| TASK TO COMPLETE |
Count how many lines mention the word "Flow". Write that number alone.
-- Start SUPPLIED MATERIAL --
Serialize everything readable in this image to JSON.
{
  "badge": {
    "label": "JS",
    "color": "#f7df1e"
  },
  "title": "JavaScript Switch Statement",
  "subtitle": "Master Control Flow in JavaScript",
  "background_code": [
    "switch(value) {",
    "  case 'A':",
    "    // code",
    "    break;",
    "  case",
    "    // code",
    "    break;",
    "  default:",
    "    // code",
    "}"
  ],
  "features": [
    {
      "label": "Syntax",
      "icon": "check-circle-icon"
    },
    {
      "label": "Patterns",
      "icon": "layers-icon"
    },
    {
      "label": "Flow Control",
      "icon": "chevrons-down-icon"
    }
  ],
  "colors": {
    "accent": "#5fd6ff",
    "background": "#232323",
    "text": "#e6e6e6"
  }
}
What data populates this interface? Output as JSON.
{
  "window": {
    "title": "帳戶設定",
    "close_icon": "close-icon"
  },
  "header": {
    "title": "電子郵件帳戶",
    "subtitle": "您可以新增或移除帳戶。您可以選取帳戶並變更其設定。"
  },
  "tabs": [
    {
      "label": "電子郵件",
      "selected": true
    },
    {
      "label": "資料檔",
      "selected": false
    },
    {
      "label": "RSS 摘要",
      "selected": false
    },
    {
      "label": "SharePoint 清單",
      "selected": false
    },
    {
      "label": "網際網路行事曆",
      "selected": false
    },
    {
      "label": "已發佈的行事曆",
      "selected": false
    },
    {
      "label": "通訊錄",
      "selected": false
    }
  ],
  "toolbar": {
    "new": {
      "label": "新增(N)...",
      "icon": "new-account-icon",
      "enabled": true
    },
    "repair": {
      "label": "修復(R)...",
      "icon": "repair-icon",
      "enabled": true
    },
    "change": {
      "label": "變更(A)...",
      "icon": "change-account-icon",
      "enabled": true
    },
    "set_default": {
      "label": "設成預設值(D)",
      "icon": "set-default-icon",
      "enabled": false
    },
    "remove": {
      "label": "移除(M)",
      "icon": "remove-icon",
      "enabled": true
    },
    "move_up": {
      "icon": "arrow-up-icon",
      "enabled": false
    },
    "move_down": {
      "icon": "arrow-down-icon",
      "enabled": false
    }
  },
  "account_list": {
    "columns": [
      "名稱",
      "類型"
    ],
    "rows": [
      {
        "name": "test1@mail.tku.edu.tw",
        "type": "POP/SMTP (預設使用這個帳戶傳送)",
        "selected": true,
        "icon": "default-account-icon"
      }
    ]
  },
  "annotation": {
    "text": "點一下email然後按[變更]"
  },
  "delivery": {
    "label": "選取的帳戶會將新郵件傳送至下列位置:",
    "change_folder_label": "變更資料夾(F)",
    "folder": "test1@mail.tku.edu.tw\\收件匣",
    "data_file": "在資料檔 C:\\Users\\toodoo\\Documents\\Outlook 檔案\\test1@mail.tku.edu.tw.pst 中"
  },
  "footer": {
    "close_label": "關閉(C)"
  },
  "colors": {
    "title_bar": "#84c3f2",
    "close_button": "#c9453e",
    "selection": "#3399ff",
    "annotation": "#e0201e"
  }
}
-- End SUPPLIED MATERIAL --
| ANSWER FOR THE TASK |
2